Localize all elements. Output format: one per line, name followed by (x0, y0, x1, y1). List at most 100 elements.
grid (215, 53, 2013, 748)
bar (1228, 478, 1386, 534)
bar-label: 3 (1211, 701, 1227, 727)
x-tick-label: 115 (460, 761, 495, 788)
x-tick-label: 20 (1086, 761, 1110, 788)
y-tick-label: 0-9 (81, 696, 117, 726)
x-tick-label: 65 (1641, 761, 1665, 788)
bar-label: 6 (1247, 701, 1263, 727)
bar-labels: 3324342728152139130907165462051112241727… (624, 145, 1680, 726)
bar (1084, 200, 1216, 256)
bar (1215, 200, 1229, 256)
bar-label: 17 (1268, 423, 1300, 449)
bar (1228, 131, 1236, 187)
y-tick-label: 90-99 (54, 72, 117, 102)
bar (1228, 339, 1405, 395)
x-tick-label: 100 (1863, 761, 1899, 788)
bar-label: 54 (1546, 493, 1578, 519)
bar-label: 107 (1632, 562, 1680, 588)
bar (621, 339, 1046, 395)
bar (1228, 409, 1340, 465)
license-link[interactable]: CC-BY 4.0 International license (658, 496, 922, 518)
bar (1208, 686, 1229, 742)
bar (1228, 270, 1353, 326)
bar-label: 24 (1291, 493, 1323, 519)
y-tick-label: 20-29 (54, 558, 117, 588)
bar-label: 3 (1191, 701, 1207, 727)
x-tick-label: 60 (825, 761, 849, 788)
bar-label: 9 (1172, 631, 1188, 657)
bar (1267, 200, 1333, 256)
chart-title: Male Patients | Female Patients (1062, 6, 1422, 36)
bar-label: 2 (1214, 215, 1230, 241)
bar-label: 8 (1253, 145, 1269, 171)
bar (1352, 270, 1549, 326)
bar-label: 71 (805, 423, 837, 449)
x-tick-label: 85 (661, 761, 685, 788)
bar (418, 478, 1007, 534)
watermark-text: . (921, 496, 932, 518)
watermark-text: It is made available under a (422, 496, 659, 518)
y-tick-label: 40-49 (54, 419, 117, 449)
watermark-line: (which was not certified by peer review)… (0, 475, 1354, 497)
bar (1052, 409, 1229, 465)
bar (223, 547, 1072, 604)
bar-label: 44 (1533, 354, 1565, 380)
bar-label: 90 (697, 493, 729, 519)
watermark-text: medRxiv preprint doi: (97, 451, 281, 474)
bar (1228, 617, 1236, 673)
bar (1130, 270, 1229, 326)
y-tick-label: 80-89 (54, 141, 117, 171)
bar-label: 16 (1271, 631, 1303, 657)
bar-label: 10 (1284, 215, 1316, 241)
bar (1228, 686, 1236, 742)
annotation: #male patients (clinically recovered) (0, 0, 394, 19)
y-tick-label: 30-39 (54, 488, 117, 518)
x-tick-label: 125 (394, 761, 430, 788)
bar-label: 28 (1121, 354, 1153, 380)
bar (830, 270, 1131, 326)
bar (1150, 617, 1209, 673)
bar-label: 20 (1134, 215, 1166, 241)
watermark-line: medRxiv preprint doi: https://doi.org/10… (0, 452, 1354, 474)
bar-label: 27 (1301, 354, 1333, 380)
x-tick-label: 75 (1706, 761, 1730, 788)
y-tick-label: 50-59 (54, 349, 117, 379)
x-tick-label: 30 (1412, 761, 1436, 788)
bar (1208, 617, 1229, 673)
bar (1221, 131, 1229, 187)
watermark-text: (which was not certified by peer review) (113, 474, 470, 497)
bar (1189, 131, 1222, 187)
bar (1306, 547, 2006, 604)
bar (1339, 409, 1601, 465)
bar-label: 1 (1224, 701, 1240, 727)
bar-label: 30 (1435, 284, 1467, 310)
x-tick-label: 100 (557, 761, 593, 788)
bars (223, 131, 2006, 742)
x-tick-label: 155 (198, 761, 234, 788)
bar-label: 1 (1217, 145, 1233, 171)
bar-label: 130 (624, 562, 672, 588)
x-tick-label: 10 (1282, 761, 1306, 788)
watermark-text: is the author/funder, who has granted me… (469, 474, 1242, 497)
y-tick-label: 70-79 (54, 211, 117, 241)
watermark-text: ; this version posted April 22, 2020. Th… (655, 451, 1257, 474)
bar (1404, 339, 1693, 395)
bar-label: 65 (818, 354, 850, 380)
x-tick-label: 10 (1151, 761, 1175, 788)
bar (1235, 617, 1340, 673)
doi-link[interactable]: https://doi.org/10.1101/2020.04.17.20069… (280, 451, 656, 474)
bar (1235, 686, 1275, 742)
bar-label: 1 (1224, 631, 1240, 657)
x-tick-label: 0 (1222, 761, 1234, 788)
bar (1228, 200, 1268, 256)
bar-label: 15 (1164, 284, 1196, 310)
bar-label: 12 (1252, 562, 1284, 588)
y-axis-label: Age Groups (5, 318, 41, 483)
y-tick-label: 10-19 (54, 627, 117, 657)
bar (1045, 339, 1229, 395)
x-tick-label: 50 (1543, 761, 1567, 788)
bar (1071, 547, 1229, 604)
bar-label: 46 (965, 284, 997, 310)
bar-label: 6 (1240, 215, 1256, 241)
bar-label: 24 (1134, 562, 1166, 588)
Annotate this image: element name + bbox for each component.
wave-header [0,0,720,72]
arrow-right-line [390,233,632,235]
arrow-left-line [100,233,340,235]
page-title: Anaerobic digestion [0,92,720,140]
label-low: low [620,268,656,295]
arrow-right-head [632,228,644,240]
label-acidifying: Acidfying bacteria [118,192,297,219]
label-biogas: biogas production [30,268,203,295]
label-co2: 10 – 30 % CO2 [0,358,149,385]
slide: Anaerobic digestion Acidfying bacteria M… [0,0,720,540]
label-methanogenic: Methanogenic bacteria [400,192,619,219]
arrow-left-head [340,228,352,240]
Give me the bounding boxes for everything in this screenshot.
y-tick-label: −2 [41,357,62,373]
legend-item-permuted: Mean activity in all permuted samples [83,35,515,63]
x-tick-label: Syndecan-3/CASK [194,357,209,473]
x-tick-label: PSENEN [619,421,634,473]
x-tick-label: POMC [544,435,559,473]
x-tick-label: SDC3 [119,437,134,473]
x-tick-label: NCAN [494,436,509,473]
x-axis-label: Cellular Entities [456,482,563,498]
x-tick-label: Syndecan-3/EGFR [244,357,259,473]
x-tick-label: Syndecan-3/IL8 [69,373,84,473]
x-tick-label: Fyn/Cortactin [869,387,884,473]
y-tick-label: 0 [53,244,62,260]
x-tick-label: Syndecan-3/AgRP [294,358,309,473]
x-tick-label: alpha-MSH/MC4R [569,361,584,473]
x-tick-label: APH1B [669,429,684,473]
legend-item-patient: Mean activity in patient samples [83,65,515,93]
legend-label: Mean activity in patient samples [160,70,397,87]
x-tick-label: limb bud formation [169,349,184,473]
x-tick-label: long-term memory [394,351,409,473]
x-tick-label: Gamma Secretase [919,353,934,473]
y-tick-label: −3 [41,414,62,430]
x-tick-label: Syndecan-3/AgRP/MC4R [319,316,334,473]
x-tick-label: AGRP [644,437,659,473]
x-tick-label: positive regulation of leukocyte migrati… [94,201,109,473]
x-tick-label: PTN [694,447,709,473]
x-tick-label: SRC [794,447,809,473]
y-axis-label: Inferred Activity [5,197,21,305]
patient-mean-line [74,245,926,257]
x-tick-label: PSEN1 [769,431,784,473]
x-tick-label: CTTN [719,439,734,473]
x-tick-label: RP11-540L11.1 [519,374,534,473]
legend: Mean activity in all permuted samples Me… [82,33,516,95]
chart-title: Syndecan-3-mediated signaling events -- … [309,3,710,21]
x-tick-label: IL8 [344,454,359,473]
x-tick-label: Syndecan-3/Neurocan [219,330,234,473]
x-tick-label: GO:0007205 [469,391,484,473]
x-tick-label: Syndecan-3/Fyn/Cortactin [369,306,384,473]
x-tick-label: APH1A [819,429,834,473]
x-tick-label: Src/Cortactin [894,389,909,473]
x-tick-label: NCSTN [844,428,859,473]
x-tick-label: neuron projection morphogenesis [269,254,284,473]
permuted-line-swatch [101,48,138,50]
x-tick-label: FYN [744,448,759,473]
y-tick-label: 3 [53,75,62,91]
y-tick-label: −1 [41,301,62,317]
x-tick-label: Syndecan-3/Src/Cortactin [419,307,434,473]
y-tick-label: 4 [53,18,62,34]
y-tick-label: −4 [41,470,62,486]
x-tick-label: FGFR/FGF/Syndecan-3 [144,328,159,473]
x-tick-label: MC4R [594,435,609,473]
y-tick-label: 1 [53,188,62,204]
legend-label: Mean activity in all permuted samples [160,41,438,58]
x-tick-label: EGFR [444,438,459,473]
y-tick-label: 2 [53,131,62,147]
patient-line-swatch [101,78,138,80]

★ ★ ★

TASK: Look through the records for the string "which". Copy every line that has it.

FINAL ANSWER:
watermark-line: (which was not certified by peer review)… (0, 475, 1354, 497)
watermark-text: (which was not certified by peer review) (113, 474, 470, 497)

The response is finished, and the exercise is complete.